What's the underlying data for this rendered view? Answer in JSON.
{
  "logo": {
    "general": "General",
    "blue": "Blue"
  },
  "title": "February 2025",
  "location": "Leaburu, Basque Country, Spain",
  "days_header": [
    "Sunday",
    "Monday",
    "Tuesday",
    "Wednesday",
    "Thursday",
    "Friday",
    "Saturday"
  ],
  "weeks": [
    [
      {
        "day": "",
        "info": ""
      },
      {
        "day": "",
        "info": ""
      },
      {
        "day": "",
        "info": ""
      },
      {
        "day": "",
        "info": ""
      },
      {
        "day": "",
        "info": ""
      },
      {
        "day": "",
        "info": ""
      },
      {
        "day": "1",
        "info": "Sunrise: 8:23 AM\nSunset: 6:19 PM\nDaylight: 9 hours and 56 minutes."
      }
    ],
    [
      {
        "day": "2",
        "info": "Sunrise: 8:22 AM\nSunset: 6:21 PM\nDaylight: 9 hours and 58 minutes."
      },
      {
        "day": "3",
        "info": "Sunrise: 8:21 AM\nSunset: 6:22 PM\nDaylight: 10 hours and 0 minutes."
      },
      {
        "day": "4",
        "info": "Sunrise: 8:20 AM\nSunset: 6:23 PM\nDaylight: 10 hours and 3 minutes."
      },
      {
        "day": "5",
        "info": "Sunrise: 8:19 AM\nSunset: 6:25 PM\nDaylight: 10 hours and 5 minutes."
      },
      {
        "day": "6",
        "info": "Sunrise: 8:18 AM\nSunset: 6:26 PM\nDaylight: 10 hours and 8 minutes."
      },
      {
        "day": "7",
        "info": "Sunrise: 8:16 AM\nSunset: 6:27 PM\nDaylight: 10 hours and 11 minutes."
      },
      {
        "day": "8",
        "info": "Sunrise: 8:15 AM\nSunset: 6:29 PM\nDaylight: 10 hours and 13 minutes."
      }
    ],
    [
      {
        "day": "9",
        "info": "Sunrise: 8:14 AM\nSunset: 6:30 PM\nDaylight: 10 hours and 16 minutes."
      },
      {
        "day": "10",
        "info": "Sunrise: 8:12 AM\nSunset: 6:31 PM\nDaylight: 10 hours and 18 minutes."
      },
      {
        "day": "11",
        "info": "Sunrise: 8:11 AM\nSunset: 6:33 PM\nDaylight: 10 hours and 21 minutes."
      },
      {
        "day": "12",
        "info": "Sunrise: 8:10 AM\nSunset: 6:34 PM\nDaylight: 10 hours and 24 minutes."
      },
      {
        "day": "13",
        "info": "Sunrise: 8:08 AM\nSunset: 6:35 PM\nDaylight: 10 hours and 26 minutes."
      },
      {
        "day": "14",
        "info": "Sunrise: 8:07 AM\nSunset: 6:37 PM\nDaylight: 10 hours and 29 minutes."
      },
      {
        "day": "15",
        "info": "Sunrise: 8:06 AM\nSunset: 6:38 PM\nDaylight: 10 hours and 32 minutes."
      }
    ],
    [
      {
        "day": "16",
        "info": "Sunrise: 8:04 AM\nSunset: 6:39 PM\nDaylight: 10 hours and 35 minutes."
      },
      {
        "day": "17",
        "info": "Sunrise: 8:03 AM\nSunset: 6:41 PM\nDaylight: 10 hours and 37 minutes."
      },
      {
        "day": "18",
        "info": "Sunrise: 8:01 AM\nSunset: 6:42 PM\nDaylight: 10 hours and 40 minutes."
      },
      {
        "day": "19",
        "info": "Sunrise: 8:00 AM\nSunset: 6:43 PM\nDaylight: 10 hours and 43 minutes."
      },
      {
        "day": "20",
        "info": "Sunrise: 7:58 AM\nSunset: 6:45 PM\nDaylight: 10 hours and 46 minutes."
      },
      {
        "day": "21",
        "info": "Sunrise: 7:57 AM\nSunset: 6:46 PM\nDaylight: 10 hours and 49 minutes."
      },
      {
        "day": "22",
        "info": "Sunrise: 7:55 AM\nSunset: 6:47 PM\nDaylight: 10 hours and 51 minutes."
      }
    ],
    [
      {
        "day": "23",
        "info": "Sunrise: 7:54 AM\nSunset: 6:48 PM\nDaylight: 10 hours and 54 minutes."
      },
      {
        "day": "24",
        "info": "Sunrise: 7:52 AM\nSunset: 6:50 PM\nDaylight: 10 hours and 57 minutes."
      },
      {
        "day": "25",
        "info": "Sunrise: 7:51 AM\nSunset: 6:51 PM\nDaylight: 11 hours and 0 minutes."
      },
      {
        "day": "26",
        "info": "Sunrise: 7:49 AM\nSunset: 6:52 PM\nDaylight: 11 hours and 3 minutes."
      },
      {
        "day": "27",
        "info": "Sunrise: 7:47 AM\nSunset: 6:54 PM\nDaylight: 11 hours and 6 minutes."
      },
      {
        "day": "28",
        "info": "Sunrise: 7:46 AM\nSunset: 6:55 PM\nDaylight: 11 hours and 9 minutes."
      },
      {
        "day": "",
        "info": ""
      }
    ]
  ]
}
-----
## Work to do
The records above need to be transcribed in full. Keep every character unchanged.

## Complete answer
What's the underlying data for this rendered view? Answer in JSON.
{
  "logo": {
    "general": "General",
    "blue": "Blue"
  },
  "title": "February 2025",
  "location": "Leaburu, Basque Country, Spain",
  "days_header": [
    "Sunday",
    "Monday",
    "Tuesday",
    "Wednesday",
    "Thursday",
    "Friday",
    "Saturday"
  ],
  "weeks": [
    [
      {
        "day": "",
        "info": ""
      },
      {
        "day": "",
        "info": ""
      },
      {
        "day": "",
        "info": ""
      },
      {
        "day": "",
        "info": ""
      },
      {
        "day": "",
        "info": ""
      },
      {
        "day": "",
        "info": ""
      },
      {
        "day": "1",
        "info": "Sunrise: 8:23 AM\nSunset: 6:19 PM\nDaylight: 9 hours and 56 minutes."
      }
    ],
    [
      {
        "day": "2",
        "info": "Sunrise: 8:22 AM\nSunset: 6:21 PM\nDaylight: 9 hours and 58 minutes."
      },
      {
        "day": "3",
        "info": "Sunrise: 8:21 AM\nSunset: 6:22 PM\nDaylight: 10 hours and 0 minutes."
      },
      {
        "day": "4",
        "info": "Sunrise: 8:20 AM\nSunset: 6:23 PM\nDaylight: 10 hours and 3 minutes."
      },
      {
        "day": "5",
        "info": "Sunrise: 8:19 AM\nSunset: 6:25 PM\nDaylight: 10 hours and 5 minutes."
      },
      {
        "day": "6",
        "info": "Sunrise: 8:18 AM\nSunset: 6:26 PM\nDaylight: 10 hours and 8 minutes."
      },
      {
        "day": "7",
        "info": "Sunrise: 8:16 AM\nSunset: 6:27 PM\nDaylight: 10 hours and 11 minutes."
      },
      {
        "day": "8",
        "info": "Sunrise: 8:15 AM\nSunset: 6:29 PM\nDaylight: 10 hours and 13 minutes."
      }
    ],
    [
      {
        "day": "9",
        "info": "Sunrise: 8:14 AM\nSunset: 6:30 PM\nDaylight: 10 hours and 16 minutes."
      },
      {
        "day": "10",
        "info": "Sunrise: 8:12 AM\nSunset: 6:31 PM\nDaylight: 10 hours and 18 minutes."
      },
      {
        "day": "11",
        "info": "Sunrise: 8:11 AM\nSunset: 6:33 PM\nDaylight: 10 hours and 21 minutes."
      },
      {
        "day": "12",
        "info": "Sunrise: 8:10 AM\nSunset: 6:34 PM\nDaylight: 10 hours and 24 minutes."
      },
      {
        "day": "13",
        "info": "Sunrise: 8:08 AM\nSunset: 6:35 PM\nDaylight: 10 hours and 26 minutes."
      },
      {
        "day": "14",
        "info": "Sunrise: 8:07 AM\nSunset: 6:37 PM\nDaylight: 10 hours and 29 minutes."
      },
      {
        "day": "15",
        "info": "Sunrise: 8:06 AM\nSunset: 6:38 PM\nDaylight: 10 hours and 32 minutes."
      }
    ],
    [
      {
        "day": "16",
        "info": "Sunrise: 8:04 AM\nSunset: 6:39 PM\nDaylight: 10 hours and 35 minutes."
      },
      {
        "day": "17",
        "info": "Sunrise: 8:03 AM\nSunset: 6:41 PM\nDaylight: 10 hours and 37 minutes."
      },
      {
        "day": "18",
        "info": "Sunrise: 8:01 AM\nSunset: 6:42 PM\nDaylight: 10 hours and 40 minutes."
      },
      {
        "day": "19",
        "info": "Sunrise: 8:00 AM\nSunset: 6:43 PM\nDaylight: 10 hours and 43 minutes."
      },
      {
        "day": "20",
        "info": "Sunrise: 7:58 AM\nSunset: 6:45 PM\nDaylight: 10 hours and 46 minutes."
      },
      {
        "day": "21",
        "info": "Sunrise: 7:57 AM\nSunset: 6:46 PM\nDaylight: 10 hours and 49 minutes."
      },
      {
        "day": "22",
        "info": "Sunrise: 7:55 AM\nSunset: 6:47 PM\nDaylight: 10 hours and 51 minutes."
      }
    ],
    [
      {
        "day": "23",
        "info": "Sunrise: 7:54 AM\nSunset: 6:48 PM\nDaylight: 10 hours and 54 minutes."
      },
      {
        "day": "24",
        "info": "Sunrise: 7:52 AM\nSunset: 6:50 PM\nDaylight: 10 hours and 57 minutes."
      },
      {
        "day": "25",
        "info": "Sunrise: 7:51 AM\nSunset: 6:51 PM\nDaylight: 11 hours and 0 minutes."
      },
      {
        "day": "26",
        "info": "Sunrise: 7:49 AM\nSunset: 6:52 PM\nDaylight: 11 hours and 3 minutes."
      },
      {
        "day": "27",
        "info": "Sunrise: 7:47 AM\nSunset: 6:54 PM\nDaylight: 11 hours and 6 minutes."
      },
      {
        "day": "28",
        "info": "Sunrise: 7:46 AM\nSunset: 6:55 PM\nDaylight: 11 hours and 9 minutes."
      },
      {
        "day": "",
        "info": ""
      }
    ]
  ]
}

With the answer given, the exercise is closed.